**Work to be completed**.
Find the lines below that contain the string "images". Copy each one.
── Data extract ──
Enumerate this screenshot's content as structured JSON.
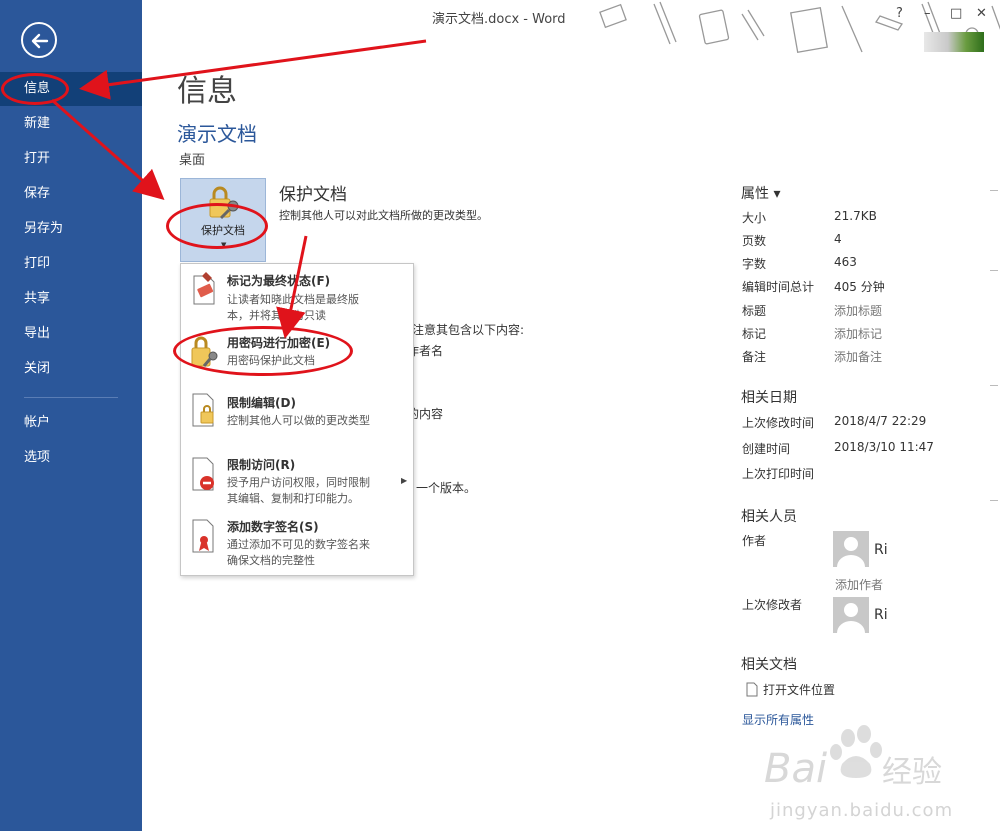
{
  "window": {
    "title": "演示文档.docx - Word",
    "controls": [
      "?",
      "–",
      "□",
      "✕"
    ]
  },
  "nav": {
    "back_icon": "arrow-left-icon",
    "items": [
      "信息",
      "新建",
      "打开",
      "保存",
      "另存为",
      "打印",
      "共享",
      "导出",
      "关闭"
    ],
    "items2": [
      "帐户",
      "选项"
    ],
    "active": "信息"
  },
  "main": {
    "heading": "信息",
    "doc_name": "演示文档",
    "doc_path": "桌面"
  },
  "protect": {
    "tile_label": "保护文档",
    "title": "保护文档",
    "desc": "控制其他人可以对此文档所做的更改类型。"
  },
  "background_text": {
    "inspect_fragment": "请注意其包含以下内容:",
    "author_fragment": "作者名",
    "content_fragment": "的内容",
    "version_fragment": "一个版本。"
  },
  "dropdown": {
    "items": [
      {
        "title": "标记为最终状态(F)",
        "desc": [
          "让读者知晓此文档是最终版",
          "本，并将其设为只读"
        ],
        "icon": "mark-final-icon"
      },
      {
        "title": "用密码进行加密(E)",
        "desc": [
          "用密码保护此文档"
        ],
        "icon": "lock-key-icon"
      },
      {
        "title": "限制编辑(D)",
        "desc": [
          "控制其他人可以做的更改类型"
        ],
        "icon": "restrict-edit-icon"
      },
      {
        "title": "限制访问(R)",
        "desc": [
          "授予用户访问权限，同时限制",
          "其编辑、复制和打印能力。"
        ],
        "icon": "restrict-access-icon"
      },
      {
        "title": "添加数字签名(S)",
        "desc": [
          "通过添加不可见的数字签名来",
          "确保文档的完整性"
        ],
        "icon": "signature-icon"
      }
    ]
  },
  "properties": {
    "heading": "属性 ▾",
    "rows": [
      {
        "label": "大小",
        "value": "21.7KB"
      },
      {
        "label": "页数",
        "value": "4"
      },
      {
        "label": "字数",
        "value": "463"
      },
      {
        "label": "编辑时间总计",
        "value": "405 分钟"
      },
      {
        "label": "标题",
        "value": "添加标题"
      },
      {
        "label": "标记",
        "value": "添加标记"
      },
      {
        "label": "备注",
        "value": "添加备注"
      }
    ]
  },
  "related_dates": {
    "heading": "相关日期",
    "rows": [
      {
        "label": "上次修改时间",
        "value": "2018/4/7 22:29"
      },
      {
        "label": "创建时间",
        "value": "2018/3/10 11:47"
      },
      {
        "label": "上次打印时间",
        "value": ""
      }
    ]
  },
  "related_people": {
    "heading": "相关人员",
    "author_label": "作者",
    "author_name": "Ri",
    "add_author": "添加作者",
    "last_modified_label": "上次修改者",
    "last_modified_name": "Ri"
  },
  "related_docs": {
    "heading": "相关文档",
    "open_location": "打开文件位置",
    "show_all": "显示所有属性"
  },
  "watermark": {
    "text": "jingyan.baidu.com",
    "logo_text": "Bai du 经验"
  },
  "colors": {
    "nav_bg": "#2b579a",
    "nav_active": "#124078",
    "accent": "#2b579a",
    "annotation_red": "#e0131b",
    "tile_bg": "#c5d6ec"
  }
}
───
── Data extract ──
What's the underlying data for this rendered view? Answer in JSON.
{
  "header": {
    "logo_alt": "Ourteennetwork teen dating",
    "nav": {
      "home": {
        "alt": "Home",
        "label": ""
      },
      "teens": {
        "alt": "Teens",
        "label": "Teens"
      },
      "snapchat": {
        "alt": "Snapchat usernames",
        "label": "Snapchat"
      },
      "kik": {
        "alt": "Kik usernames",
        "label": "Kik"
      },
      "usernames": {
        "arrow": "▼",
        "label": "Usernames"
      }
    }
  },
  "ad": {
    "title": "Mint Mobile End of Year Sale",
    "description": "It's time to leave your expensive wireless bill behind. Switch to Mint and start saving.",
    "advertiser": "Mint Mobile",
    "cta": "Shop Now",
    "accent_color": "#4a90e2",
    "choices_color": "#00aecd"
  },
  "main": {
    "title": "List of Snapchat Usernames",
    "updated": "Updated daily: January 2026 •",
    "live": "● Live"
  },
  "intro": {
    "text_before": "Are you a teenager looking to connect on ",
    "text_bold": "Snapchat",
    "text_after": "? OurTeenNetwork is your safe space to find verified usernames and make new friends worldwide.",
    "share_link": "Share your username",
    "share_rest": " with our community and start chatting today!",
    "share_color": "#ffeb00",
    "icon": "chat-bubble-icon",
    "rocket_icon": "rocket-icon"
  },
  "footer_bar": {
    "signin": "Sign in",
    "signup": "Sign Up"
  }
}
───
── Data extract ──
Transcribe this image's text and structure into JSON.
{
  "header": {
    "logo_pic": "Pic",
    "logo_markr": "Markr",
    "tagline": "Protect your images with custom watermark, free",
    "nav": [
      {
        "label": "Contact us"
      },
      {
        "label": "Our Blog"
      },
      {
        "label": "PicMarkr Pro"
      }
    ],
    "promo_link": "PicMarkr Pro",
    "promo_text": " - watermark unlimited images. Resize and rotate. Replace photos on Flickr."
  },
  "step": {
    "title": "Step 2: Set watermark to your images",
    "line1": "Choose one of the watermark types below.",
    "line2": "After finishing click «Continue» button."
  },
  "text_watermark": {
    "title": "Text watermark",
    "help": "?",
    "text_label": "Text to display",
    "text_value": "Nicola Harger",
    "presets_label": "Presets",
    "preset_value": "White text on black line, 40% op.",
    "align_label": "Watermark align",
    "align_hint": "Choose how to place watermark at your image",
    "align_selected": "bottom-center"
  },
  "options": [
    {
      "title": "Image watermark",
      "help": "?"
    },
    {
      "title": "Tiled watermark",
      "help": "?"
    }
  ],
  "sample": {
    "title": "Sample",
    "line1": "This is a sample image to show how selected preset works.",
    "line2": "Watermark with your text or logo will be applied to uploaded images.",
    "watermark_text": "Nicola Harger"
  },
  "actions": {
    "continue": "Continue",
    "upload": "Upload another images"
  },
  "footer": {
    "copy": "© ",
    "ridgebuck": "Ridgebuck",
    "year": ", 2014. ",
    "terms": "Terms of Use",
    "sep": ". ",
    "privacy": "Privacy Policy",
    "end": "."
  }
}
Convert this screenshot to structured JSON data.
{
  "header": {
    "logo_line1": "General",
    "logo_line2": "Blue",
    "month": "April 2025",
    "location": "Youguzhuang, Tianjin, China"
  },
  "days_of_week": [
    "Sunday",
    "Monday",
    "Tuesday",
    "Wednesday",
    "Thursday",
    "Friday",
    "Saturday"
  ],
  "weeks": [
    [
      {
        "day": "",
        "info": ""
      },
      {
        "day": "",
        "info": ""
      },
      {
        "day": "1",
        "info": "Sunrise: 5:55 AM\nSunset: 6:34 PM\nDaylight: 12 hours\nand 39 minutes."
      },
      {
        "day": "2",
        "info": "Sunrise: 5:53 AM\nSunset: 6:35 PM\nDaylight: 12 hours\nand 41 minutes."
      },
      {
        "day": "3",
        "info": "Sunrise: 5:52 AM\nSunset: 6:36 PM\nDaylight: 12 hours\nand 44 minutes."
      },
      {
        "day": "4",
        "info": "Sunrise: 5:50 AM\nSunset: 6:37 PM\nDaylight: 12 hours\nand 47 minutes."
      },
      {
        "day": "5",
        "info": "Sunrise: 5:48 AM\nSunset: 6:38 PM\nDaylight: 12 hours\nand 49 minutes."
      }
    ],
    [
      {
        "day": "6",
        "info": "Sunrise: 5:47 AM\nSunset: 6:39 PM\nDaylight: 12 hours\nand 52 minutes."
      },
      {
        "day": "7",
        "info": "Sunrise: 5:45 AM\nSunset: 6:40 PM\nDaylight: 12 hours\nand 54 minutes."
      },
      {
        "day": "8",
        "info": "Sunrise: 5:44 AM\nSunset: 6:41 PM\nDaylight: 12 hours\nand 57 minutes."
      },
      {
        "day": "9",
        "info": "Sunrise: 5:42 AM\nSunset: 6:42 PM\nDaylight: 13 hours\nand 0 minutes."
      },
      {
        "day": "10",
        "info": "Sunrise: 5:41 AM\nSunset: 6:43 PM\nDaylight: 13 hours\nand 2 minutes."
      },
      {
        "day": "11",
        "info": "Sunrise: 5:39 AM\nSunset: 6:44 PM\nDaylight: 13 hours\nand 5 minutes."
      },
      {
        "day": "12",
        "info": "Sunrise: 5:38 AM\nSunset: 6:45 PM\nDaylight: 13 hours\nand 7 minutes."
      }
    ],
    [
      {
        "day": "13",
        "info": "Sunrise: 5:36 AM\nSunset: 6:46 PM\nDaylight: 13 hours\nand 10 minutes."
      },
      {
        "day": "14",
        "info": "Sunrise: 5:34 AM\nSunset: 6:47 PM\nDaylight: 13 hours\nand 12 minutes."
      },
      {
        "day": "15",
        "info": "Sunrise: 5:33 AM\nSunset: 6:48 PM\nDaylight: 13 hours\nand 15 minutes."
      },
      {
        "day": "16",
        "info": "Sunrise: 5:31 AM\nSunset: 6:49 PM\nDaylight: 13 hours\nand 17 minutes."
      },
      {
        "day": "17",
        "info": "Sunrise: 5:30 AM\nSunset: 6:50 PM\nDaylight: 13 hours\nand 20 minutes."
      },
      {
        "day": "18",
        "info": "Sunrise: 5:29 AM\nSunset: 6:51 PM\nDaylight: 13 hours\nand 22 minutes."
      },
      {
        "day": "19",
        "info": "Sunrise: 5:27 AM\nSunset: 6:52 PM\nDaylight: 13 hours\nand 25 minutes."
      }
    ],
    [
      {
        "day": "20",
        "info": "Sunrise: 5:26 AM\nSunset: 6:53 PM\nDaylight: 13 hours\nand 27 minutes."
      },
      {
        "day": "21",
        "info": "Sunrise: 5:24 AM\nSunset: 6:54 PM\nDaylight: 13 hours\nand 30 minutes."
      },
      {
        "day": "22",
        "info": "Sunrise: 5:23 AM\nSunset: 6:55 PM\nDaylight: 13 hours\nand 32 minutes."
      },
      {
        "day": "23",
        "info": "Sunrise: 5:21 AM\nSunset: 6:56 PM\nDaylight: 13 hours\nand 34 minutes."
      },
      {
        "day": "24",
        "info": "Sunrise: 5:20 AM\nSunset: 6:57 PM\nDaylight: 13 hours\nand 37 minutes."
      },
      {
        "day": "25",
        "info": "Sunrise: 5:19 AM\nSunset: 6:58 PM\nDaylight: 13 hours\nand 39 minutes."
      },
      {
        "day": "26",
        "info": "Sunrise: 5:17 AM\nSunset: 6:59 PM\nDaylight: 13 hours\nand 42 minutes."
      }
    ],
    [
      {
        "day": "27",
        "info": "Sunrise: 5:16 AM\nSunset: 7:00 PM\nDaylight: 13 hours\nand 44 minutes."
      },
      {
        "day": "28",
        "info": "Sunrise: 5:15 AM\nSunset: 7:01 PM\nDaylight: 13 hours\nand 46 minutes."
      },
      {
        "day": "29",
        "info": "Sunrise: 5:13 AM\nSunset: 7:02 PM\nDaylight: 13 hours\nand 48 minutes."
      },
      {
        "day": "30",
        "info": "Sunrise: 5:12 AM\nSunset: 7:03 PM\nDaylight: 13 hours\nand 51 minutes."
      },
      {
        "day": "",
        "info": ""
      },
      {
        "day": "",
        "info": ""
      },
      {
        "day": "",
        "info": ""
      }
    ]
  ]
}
───
**Answer to this problem**.
    "tagline": "Protect your images with custom watermark, free",
    "promo_text": " - watermark unlimited images. Resize and rotate. Replace photos on Flickr."
    "title": "Step 2: Set watermark to your images",
    "line2": "Watermark with your text or logo will be applied to uploaded images.",
    "upload": "Upload another images"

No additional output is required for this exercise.